▶ **What to work on**: Copy each of the items below word for word, with no changes.

──────── Data lines

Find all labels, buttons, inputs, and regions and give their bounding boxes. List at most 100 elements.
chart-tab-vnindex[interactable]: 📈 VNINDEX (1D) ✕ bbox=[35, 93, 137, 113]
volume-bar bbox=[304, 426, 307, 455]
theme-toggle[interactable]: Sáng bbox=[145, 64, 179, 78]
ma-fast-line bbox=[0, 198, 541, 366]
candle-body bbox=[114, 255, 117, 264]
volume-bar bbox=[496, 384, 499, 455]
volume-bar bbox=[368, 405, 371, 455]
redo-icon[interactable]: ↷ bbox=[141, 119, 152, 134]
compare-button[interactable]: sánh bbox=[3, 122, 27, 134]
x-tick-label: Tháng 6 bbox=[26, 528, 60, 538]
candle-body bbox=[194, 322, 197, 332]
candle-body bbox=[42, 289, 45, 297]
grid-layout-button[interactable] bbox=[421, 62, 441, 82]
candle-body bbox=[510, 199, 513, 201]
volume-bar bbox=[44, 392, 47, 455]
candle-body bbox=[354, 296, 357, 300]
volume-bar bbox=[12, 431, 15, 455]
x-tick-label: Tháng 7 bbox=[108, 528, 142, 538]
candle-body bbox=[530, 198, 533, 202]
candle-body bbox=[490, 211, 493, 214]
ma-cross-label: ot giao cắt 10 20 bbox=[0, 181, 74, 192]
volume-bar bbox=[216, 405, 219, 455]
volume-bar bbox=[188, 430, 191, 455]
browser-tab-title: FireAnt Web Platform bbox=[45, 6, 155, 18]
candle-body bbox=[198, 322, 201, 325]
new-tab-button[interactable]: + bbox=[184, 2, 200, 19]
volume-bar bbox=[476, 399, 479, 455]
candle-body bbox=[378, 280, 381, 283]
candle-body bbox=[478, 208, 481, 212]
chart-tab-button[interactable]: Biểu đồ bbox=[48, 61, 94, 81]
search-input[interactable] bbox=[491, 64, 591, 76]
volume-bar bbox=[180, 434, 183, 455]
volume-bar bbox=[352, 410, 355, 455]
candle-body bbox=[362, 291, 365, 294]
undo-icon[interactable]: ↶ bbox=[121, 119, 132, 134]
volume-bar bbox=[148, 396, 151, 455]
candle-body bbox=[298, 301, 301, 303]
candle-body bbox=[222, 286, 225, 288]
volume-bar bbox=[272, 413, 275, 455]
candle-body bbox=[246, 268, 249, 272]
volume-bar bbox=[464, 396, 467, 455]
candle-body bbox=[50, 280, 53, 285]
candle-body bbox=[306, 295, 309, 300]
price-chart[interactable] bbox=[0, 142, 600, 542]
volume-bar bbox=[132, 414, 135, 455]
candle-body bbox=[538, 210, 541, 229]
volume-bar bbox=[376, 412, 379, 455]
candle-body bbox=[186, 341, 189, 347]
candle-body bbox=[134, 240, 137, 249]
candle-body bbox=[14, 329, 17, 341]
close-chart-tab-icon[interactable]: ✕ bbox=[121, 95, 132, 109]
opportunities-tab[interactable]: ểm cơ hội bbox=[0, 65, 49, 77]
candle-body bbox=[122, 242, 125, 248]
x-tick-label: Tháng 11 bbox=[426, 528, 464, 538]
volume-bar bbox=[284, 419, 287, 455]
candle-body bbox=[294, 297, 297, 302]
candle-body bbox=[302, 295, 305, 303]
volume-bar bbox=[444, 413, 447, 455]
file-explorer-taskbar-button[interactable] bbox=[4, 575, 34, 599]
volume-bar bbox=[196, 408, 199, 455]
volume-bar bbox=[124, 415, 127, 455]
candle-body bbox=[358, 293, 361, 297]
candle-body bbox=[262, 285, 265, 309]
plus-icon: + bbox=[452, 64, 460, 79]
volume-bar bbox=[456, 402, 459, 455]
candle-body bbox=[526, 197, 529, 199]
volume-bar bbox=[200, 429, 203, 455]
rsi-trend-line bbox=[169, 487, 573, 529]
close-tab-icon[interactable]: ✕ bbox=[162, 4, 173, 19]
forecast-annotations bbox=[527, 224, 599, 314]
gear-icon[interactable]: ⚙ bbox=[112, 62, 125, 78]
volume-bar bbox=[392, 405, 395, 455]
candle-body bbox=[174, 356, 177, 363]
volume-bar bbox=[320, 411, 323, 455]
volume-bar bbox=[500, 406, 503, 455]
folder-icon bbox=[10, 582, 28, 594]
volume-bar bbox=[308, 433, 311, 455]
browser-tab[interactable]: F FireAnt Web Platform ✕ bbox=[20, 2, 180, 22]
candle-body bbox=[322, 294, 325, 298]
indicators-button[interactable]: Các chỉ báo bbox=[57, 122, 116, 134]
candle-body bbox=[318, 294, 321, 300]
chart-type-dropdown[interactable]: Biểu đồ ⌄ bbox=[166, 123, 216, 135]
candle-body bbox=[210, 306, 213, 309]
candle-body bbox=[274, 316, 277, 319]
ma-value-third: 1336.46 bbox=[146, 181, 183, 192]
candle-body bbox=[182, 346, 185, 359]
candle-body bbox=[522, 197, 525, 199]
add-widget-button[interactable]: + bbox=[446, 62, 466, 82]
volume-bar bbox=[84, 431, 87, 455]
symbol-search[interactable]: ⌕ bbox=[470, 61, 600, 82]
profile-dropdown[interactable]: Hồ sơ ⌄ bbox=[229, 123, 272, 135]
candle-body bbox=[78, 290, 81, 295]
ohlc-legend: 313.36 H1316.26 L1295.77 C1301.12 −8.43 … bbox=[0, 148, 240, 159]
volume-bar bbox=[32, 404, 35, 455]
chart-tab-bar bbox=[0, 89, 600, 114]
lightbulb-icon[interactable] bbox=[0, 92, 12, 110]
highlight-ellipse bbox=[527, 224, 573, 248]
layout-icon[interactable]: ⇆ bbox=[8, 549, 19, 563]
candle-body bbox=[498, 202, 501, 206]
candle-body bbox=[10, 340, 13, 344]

────────────────

▶ **Solution to this exercise**:
Find all labels, buttons, inputs, and regions and give their bounding boxes. List at most 100 elements.
chart-tab-vnindex[interactable]: 📈 VNINDEX (1D) ✕ bbox=[35, 93, 137, 113]
volume-bar bbox=[304, 426, 307, 455]
theme-toggle[interactable]: Sáng bbox=[145, 64, 179, 78]
ma-fast-line bbox=[0, 198, 541, 366]
candle-body bbox=[114, 255, 117, 264]
volume-bar bbox=[496, 384, 499, 455]
volume-bar bbox=[368, 405, 371, 455]
redo-icon[interactable]: ↷ bbox=[141, 119, 152, 134]
compare-button[interactable]: sánh bbox=[3, 122, 27, 134]
x-tick-label: Tháng 6 bbox=[26, 528, 60, 538]
candle-body bbox=[194, 322, 197, 332]
candle-body bbox=[42, 289, 45, 297]
grid-layout-button[interactable] bbox=[421, 62, 441, 82]
candle-body bbox=[510, 199, 513, 201]
volume-bar bbox=[44, 392, 47, 455]
candle-body bbox=[354, 296, 357, 300]
volume-bar bbox=[12, 431, 15, 455]
x-tick-label: Tháng 7 bbox=[108, 528, 142, 538]
candle-body bbox=[530, 198, 533, 202]
candle-body bbox=[490, 211, 493, 214]
ma-cross-label: ot giao cắt 10 20 bbox=[0, 181, 74, 192]
volume-bar bbox=[216, 405, 219, 455]
volume-bar bbox=[188, 430, 191, 455]
browser-tab-title: FireAnt Web Platform bbox=[45, 6, 155, 18]
candle-body bbox=[198, 322, 201, 325]
new-tab-button[interactable]: + bbox=[184, 2, 200, 19]
volume-bar bbox=[476, 399, 479, 455]
candle-body bbox=[378, 280, 381, 283]
candle-body bbox=[478, 208, 481, 212]
chart-tab-button[interactable]: Biểu đồ bbox=[48, 61, 94, 81]
search-input[interactable] bbox=[491, 64, 591, 76]
volume-bar bbox=[180, 434, 183, 455]
volume-bar bbox=[352, 410, 355, 455]
candle-body bbox=[362, 291, 365, 294]
undo-icon[interactable]: ↶ bbox=[121, 119, 132, 134]
volume-bar bbox=[148, 396, 151, 455]
candle-body bbox=[298, 301, 301, 303]
candle-body bbox=[222, 286, 225, 288]
volume-bar bbox=[272, 413, 275, 455]
candle-body bbox=[246, 268, 249, 272]
volume-bar bbox=[464, 396, 467, 455]
candle-body bbox=[50, 280, 53, 285]
candle-body bbox=[306, 295, 309, 300]
price-chart[interactable] bbox=[0, 142, 600, 542]
volume-bar bbox=[132, 414, 135, 455]
candle-body bbox=[538, 210, 541, 229]
volume-bar bbox=[376, 412, 379, 455]
candle-body bbox=[186, 341, 189, 347]
candle-body bbox=[134, 240, 137, 249]
candle-body bbox=[14, 329, 17, 341]
close-chart-tab-icon[interactable]: ✕ bbox=[121, 95, 132, 109]
opportunities-tab[interactable]: ểm cơ hội bbox=[0, 65, 49, 77]
candle-body bbox=[122, 242, 125, 248]
x-tick-label: Tháng 11 bbox=[426, 528, 464, 538]
volume-bar bbox=[284, 419, 287, 455]
candle-body bbox=[294, 297, 297, 302]
candle-body bbox=[302, 295, 305, 303]
volume-bar bbox=[444, 413, 447, 455]
file-explorer-taskbar-button[interactable] bbox=[4, 575, 34, 599]
volume-bar bbox=[196, 408, 199, 455]
volume-bar bbox=[124, 415, 127, 455]
candle-body bbox=[358, 293, 361, 297]
candle-body bbox=[262, 285, 265, 309]
plus-icon: + bbox=[452, 64, 460, 79]
volume-bar bbox=[456, 402, 459, 455]
candle-body bbox=[526, 197, 529, 199]
volume-bar bbox=[200, 429, 203, 455]
rsi-trend-line bbox=[169, 487, 573, 529]
close-tab-icon[interactable]: ✕ bbox=[162, 4, 173, 19]
forecast-annotations bbox=[527, 224, 599, 314]
gear-icon[interactable]: ⚙ bbox=[112, 62, 125, 78]
volume-bar bbox=[392, 405, 395, 455]
candle-body bbox=[174, 356, 177, 363]
volume-bar bbox=[320, 411, 323, 455]
volume-bar bbox=[500, 406, 503, 455]
folder-icon bbox=[10, 582, 28, 594]
volume-bar bbox=[308, 433, 311, 455]
browser-tab[interactable]: F FireAnt Web Platform ✕ bbox=[20, 2, 180, 22]
candle-body bbox=[322, 294, 325, 298]
indicators-button[interactable]: Các chỉ báo bbox=[57, 122, 116, 134]
candle-body bbox=[318, 294, 321, 300]
chart-type-dropdown[interactable]: Biểu đồ ⌄ bbox=[166, 123, 216, 135]
candle-body bbox=[210, 306, 213, 309]
candle-body bbox=[274, 316, 277, 319]
ma-value-third: 1336.46 bbox=[146, 181, 183, 192]
candle-body bbox=[182, 346, 185, 359]
candle-body bbox=[522, 197, 525, 199]
add-widget-button[interactable]: + bbox=[446, 62, 466, 82]
volume-bar bbox=[84, 431, 87, 455]
symbol-search[interactable]: ⌕ bbox=[470, 61, 600, 82]
profile-dropdown[interactable]: Hồ sơ ⌄ bbox=[229, 123, 272, 135]
candle-body bbox=[78, 290, 81, 295]
ohlc-legend: 313.36 H1316.26 L1295.77 C1301.12 −8.43 … bbox=[0, 148, 240, 159]
volume-bar bbox=[32, 404, 35, 455]
chart-tab-bar bbox=[0, 89, 600, 114]
lightbulb-icon[interactable] bbox=[0, 92, 12, 110]
highlight-ellipse bbox=[527, 224, 573, 248]
layout-icon[interactable]: ⇆ bbox=[8, 549, 19, 563]
candle-body bbox=[498, 202, 501, 206]
candle-body bbox=[10, 340, 13, 344]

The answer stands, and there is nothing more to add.